▶ **Written request**
Could you render every line of the listing below as a numbered list, skipping blank lines and leaving the pictures out?

▶ **Entries supplied**
○ ○ ○ ○
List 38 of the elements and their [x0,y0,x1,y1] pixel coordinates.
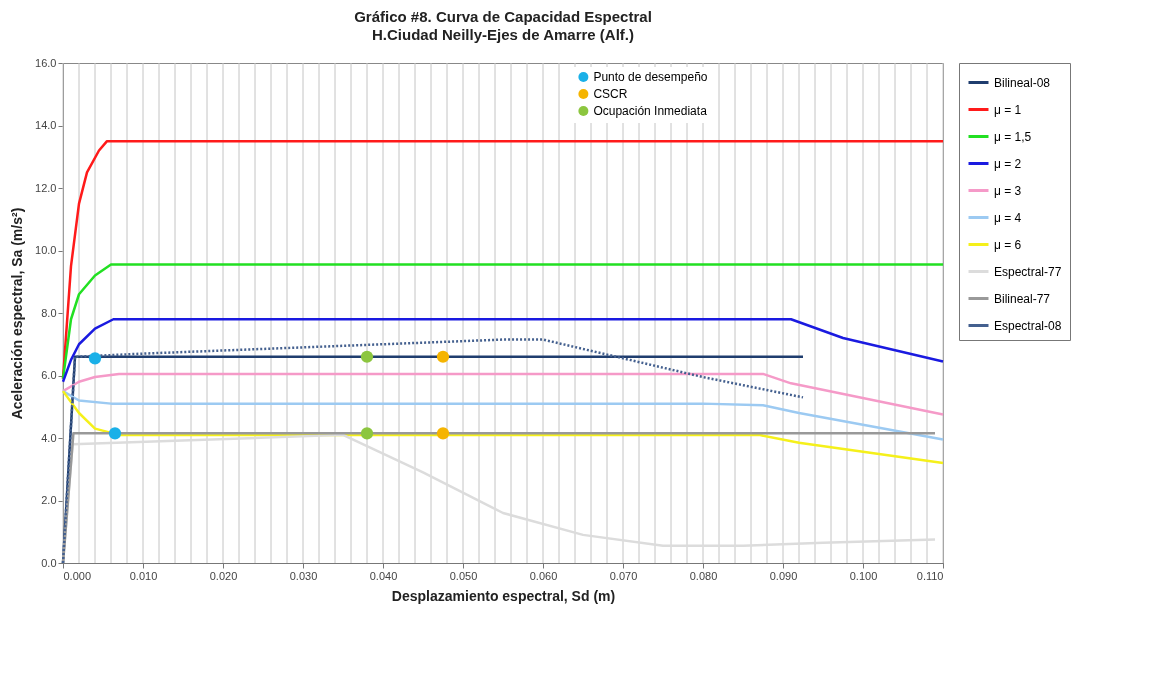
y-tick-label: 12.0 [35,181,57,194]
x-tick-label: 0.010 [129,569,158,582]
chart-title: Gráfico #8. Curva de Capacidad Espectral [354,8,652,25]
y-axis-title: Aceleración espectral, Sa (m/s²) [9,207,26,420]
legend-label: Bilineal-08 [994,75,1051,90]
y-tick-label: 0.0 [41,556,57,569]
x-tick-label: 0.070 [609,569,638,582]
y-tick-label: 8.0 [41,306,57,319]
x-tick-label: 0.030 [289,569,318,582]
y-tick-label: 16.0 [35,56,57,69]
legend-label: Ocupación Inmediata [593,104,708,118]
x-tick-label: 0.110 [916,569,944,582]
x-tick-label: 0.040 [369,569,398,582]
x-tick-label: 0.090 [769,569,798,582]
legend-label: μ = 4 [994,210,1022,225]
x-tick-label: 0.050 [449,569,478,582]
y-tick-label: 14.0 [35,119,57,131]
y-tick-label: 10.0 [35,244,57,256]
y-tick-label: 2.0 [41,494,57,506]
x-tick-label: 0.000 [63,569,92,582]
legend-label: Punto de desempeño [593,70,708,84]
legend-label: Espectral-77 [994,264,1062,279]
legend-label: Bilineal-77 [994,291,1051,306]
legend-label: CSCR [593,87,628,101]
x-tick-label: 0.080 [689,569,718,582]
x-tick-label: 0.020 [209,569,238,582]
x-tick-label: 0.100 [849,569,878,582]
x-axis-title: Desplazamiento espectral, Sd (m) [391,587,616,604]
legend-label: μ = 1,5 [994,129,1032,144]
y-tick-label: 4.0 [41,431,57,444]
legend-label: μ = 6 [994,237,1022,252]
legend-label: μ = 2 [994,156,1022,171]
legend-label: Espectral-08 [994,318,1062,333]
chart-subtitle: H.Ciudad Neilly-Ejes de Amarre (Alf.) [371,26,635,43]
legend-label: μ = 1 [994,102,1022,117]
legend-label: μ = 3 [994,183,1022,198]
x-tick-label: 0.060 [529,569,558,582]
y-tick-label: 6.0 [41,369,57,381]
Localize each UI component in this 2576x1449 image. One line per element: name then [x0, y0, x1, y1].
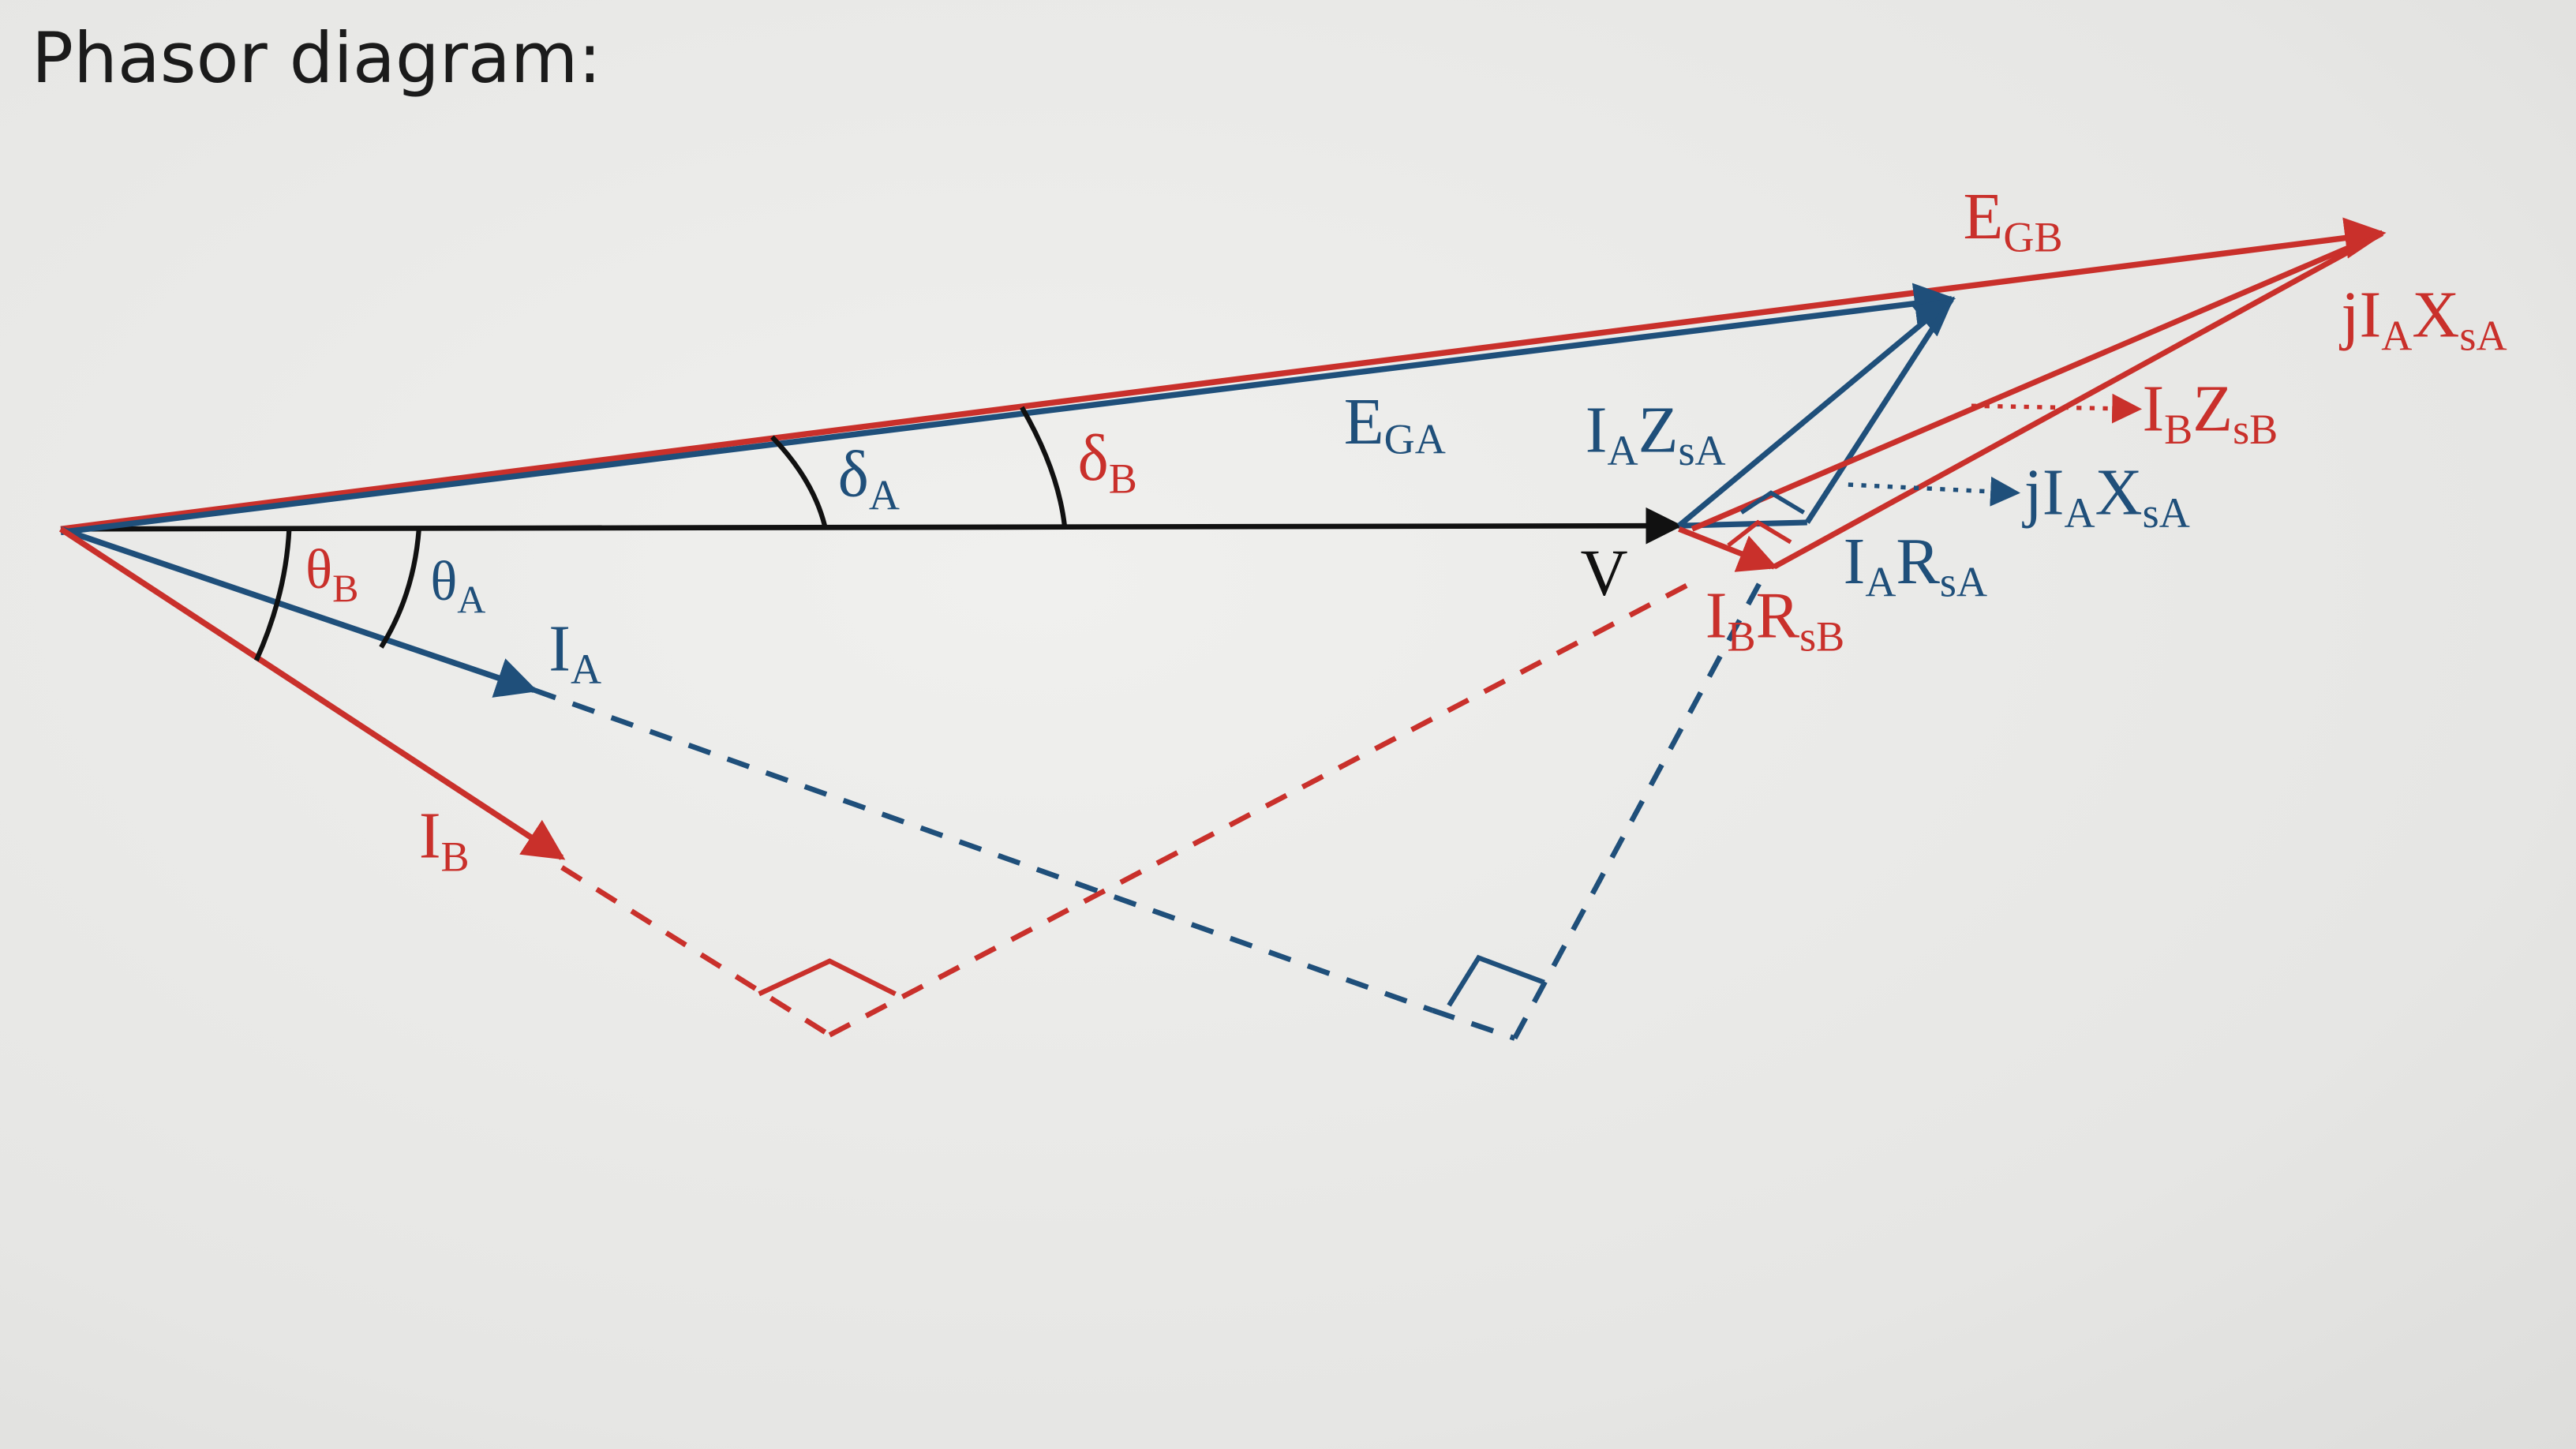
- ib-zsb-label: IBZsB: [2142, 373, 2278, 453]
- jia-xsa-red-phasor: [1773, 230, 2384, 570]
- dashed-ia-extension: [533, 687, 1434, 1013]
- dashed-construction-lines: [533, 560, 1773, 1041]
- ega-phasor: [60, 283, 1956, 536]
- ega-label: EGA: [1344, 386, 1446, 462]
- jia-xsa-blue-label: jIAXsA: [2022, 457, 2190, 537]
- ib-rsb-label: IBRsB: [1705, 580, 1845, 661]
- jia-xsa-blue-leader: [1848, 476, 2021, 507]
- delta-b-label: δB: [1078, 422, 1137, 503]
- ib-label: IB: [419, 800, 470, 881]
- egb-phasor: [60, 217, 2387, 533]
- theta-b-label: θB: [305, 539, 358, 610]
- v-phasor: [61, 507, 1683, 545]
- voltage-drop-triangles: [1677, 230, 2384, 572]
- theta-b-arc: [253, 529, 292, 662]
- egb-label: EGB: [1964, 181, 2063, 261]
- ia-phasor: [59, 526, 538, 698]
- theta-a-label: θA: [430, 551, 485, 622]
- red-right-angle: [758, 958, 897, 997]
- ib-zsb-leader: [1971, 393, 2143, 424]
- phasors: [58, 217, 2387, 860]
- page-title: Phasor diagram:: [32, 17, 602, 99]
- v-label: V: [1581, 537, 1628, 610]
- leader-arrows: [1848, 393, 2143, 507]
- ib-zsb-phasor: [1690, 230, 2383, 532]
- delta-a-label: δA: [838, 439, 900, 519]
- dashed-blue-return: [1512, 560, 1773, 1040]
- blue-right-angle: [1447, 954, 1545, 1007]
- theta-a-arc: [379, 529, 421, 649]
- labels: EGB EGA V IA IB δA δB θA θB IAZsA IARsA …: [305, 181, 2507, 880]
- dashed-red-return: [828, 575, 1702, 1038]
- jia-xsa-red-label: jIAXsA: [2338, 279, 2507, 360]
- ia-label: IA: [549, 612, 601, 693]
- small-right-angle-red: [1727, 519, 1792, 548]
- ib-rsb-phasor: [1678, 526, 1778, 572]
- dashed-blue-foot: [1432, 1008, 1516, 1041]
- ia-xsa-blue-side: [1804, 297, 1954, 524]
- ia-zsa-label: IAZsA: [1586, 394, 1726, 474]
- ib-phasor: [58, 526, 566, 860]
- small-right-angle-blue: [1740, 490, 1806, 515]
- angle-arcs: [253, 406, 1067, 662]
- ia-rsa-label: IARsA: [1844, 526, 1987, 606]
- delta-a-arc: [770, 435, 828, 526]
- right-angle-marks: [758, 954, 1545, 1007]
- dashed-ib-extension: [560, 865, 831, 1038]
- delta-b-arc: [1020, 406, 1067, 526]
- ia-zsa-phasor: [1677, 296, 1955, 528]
○ ○ ○ ○
▶ **Exercise solution**
1. List 38 of the elements and their [x0,y0,x1,y1] pixel coordinates.
2. y-tick-label: 12.0 [35,181,57,194]
3. x-tick-label: 0.010 [129,569,158,582]
4. chart-title: Gráfico #8. Curva de Capacidad Espectral [354,8,652,25]
5. y-axis-title: Aceleración espectral, Sa (m/s²) [9,207,26,420]
6. legend-label: Bilineal-08 [994,75,1051,90]
7. y-tick-label: 0.0 [41,556,57,569]
8. x-tick-label: 0.070 [609,569,638,582]
9. y-tick-label: 8.0 [41,306,57,319]
10. x-tick-label: 0.030 [289,569,318,582]
11. y-tick-label: 16.0 [35,56,57,69]
12. legend-label: Ocupación Inmediata [593,104,708,118]
13. x-tick-label: 0.110 [916,569,944,582]
14. x-tick-label: 0.040 [369,569,398,582]
15. x-tick-label: 0.090 [769,569,798,582]
16. legend-label: μ = 4 [994,210,1022,225]
17. x-tick-label: 0.050 [449,569,478,582]
18. y-tick-label: 14.0 [35,119,57,131]
19. y-tick-label: 10.0 [35,244,57,256]
20. y-tick-label: 2.0 [41,494,57,506]
21. x-tick-label: 0.000 [63,569,92,582]
22. legend-label: Punto de desempeño [593,70,708,84]
23. legend-label: Espectral-77 [994,264,1062,279]
24. legend-label: Bilineal-77 [994,291,1051,306]
25. legend-label: CSCR [593,87,628,101]
26. x-tick-label: 0.080 [689,569,718,582]
27. x-tick-label: 0.020 [209,569,238,582]
28. x-tick-label: 0.100 [849,569,878,582]
29. x-axis-title: Desplazamiento espectral, Sd (m) [391,587,616,604]
30. legend-label: μ = 1,5 [994,129,1032,144]
31. y-tick-label: 4.0 [41,431,57,444]
32. legend-label: μ = 6 [994,237,1022,252]
33. legend-label: μ = 2 [994,156,1022,171]
34. legend-label: Espectral-08 [994,318,1062,333]
35. chart-subtitle: H.Ciudad Neilly-Ejes de Amarre (Alf.) [371,26,635,43]
36. legend-label: μ = 1 [994,102,1022,117]
37. legend-label: μ = 3 [994,183,1022,198]
38. x-tick-label: 0.060 [529,569,558,582]
39. y-tick-label: 6.0 [41,369,57,381]
40. Localize each UI component in this 2576x1449 image. One line per element: name then [x0, y0, x1, y1].
41. - ib-zsb-label: IBZsB: [2142, 373, 2278, 453]
42. - jia-xsa-red-phasor: [1773, 230, 2384, 570]
43. - dashed-ia-extension: [533, 687, 1434, 1013]
44. - dashed-construction-lines: [533, 560, 1773, 1041]
45. - ega-phasor: [60, 283, 1956, 536]
46. - ega-label: EGA: [1344, 386, 1446, 462]
47. - jia-xsa-blue-label: jIAXsA: [2022, 457, 2190, 537]
48. - ib-rsb-label: IBRsB: [1705, 580, 1845, 661]
49. - jia-xsa-blue-leader: [1848, 476, 2021, 507]
50. - delta-b-label: δB: [1078, 422, 1137, 503]
51. - ib-label: IB: [419, 800, 470, 881]
52. - egb-phasor: [60, 217, 2387, 533]
53. - theta-b-label: θB: [305, 539, 358, 610]
54. - v-phasor: [61, 507, 1683, 545]
55. - voltage-drop-triangles: [1677, 230, 2384, 572]
56. - theta-b-arc: [253, 529, 292, 662]
57. - egb-label: EGB: [1964, 181, 2063, 261]
58. - ia-phasor: [59, 526, 538, 698]
59. - theta-a-label: θA: [430, 551, 485, 622]
60. - red-right-angle: [758, 958, 897, 997]
61. - ib-zsb-leader: [1971, 393, 2143, 424]
62. - phasors: [58, 217, 2387, 860]
63. - page-title: Phasor diagram:: [32, 17, 602, 99]
64. - v-label: V: [1581, 537, 1628, 610]
65. - leader-arrows: [1848, 393, 2143, 507]
66. - ib-zsb-phasor: [1690, 230, 2383, 532]
67. - delta-a-label: δA: [838, 439, 900, 519]
68. - dashed-blue-return: [1512, 560, 1773, 1040]
69. - blue-right-angle: [1447, 954, 1545, 1007]
70. - theta-a-arc: [379, 529, 421, 649]
71. - labels: EGB EGA V IA IB δA δB θA θB IAZsA IARsA …: [305, 181, 2507, 880]
72. - dashed-red-return: [828, 575, 1702, 1038]
73. - jia-xsa-red-label: jIAXsA: [2338, 279, 2507, 360]
74. - ia-label: IA: [549, 612, 601, 693]
75. - small-right-angle-red: [1727, 519, 1792, 548]
76. - ib-rsb-phasor: [1678, 526, 1778, 572]
77. - dashed-blue-foot: [1432, 1008, 1516, 1041]
78. - ia-xsa-blue-side: [1804, 297, 1954, 524]
79. - ia-zsa-label: IAZsA: [1586, 394, 1726, 474]
80. - ib-phasor: [58, 526, 566, 860]
81. - small-right-angle-blue: [1740, 490, 1806, 515]
82. - angle-arcs: [253, 406, 1067, 662]
83. - ia-rsa-label: IARsA: [1844, 526, 1987, 606]
84. - delta-a-arc: [770, 435, 828, 526]
85. - right-angle-marks: [758, 954, 1545, 1007]
86. - dashed-ib-extension: [560, 865, 831, 1038]
87. - delta-b-arc: [1020, 406, 1067, 526]
88. - ia-zsa-phasor: [1677, 296, 1955, 528]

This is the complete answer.